■ **Exercise set**
1. Rewrite the passage on Norwegian merger control, beginning at the words "The competition authorities are" and stopping after "still not published.", with "Ministry" replaced by "Department".
2. Write the next part of the passage on Norwegian merger control, picking up after its final sentence.

■ **Text shown**

---+---

For a full list of jurisdictional Cartel Leniency Q&As, which provide a succinct overview of leniency and immunity, the applicable procedure and the regulatory authorities in multiple jurisdictions, visit www.practicallaw.com/leniency-guide.
Mergers and acquisitions (concentrations) are subject to control under sections 16 to 21 of Act No. 12 of 5 March 2004 on competition between undertakings and control with concentrations, as amended by Acts No. 100 of 17 December 2004, No. 43 of 20 June 2008 and No 35 of 14 June 2013 (Competition Act).
The Competition Act sets out a pre-merger notification system for concentrations that meet certain thresholds (see Question 2).
Norway is party to the Agreement on the European Economic Area 1992 (the EEA agreement). It has implemented Regulation (EC) 139/2004 on the control of concentrations between undertakings (Merger Regulation) as part of this agreement. Therefore, mergers with an EU or EEA dimension are governed exclusively by EU or EEA merger control provisions, and are not subject to national merger control. A one-stop shop approach applies under the EEA agreement.
In competition cases, Norwegian courts can:
Overrule any decision made by the competition authorities.
Refer cases to the EFTA-court (under a procedure similar to the procedure for preliminary references under Article 267 of the Treaty on the Functioning of the European Union (TFEU) for cases involving the EEA competition rules).
The competition authorities are the:
King in Cabinet, as a regulatory authority.
The Ministry of Trade, Industry and Fisheries (Ministry), as an appellate body and regulatory authority.
Norwegian Competition Authority (NCA) (see box, The regulatory authority).
The NCA is the main supervisory authority. The Ministry deals with complaints against individual NCA decisions relating to concentrations. An expert group appointed by the government has recently proposed that an independent appeal body should be established. However, the white paper is still not published.
Concentrations are deemed to arise where control is obtained in a manner where either:
Two or more previously independent undertakings or parts of undertakings merge.
One or more persons that already control at least one undertaking, or several undertakings, acquire direct or indirect control on a lasting basis of the whole (or part of) one or more other undertakings.
The creation of a joint venture that performs, on a lasting basis, all the functions of an autonomous economic undertaking is a concentration.

---+---

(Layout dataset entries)
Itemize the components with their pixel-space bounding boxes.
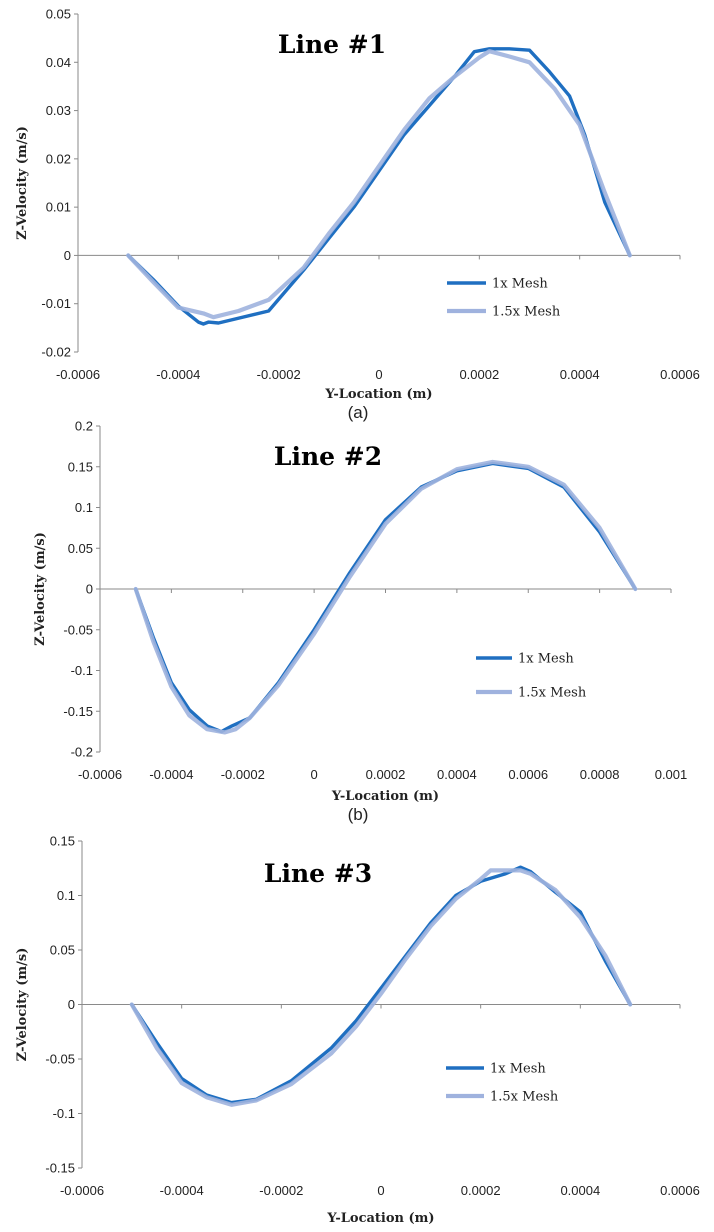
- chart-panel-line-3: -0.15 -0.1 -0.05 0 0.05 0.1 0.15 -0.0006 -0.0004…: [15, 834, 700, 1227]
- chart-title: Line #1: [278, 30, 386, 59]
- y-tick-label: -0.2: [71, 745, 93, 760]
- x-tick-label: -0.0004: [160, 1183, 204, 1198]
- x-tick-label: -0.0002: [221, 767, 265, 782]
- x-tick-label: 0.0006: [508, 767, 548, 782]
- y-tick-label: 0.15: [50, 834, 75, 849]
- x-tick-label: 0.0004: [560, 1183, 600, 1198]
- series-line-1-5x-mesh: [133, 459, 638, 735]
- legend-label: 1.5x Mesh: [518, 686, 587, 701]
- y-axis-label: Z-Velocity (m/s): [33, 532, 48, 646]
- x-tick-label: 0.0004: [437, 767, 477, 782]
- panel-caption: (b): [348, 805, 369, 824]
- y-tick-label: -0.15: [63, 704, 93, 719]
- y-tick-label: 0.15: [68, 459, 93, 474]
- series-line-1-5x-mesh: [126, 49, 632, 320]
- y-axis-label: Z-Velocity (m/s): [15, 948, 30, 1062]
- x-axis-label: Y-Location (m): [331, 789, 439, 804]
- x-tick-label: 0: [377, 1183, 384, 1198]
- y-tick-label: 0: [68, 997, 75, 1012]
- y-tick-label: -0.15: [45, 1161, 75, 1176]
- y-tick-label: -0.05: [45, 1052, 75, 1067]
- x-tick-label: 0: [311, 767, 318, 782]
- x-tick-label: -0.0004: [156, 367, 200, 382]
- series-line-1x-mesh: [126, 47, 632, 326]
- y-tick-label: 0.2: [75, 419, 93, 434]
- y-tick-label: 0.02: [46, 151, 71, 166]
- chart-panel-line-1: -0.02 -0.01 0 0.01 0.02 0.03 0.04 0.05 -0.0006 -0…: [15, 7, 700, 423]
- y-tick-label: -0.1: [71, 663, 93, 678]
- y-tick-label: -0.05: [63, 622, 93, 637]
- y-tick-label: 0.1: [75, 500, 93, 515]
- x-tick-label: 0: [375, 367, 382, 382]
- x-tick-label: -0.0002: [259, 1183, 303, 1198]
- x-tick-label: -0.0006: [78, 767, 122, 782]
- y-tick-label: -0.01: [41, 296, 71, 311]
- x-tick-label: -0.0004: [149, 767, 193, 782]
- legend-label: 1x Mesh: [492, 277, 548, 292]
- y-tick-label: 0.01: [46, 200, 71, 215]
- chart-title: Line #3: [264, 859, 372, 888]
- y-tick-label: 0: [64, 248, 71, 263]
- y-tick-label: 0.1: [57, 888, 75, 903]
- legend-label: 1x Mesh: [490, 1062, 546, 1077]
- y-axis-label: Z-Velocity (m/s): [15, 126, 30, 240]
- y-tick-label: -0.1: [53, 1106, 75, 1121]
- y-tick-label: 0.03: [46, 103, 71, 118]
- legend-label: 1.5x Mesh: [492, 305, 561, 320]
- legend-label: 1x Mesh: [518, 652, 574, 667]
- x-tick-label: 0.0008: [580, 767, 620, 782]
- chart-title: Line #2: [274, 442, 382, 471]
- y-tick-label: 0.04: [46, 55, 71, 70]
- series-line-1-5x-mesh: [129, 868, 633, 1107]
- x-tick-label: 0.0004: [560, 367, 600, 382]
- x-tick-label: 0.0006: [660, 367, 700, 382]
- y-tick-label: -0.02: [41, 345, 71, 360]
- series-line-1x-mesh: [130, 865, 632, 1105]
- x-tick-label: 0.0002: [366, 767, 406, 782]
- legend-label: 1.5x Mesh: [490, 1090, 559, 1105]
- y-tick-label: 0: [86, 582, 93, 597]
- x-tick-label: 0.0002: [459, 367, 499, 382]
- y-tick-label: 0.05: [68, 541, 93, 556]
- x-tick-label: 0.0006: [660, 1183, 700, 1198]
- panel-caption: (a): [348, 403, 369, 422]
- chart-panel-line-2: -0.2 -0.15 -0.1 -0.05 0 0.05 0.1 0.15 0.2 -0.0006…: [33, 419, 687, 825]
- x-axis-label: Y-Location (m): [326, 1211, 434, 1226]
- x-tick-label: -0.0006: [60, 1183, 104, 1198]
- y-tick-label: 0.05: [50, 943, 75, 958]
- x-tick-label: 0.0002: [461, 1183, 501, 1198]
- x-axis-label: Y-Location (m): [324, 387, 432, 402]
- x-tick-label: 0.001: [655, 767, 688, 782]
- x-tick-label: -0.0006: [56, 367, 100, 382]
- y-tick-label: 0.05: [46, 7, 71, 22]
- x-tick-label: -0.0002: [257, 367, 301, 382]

---+---

■ **Solved tasks**
1.
The competition authorities are the:
King in Cabinet, as a regulatory authority.
The Department of Trade, Industry and Fisheries (Department), as an appellate body and regulatory authority.
Norwegian Competition Authority (NCA) (see box, The regulatory authority).
The NCA is the main supervisory authority. The Department deals with complaints against individual NCA decisions relating to concentrations. An expert group appointed by the government has recently proposed that an independent appeal body should be established. However, the white paper is still not published.

2.
A concentration arises where there is a change in the quality of control (for example, through a change in individual control or the creation or change in joint control over an undertaking or assets in which sufficient turnover can be attributed).
A concentration must be notified if:
The undertakings concerned have a combined annual turnover in Norway above NOK1 billion.
At least two of the undertakings concerned have an annual turnover in Norway of NOK100 million or more.
The NCA can also intervene on substantive grounds (see Question 7) in mergers that do not meet these thresholds and the King in Cabinet can intervene in cases of principal or major importance; but no later than 12 months following completion of the transaction.
Mandatory or voluntary
A concentration must be notified if it meets the relevant turnover thresholds (see Question 2).
Acquisitions of holdings that do not lead to control (that is, acquisitions that are not concentrations (see Question 2, Triggering events)) or that do not meet the turnover thresholds, are not subject to mandatory notification but can be notified voluntarily to clarify whether intervention might occur on substantive grounds (see Question 7). This would be appropriate for transactions where control is not initially obtained but options are acquired which allow the party(ies) to increase their shareholding in the undertaking concerned, leading to control at a later stage.
Furthermore, the NCA may order the submission of a notification if it becomes aware of a concentration it considers to be of interest, for example, in a market that the NCA is concerned about, regardless of whether the thresholds are met. So far, the NCA has intervened in only one matter where the thresholds were not fulfilled, but the authority has signaled that it will use this possibility more frequently after the recent raise of the thresholds.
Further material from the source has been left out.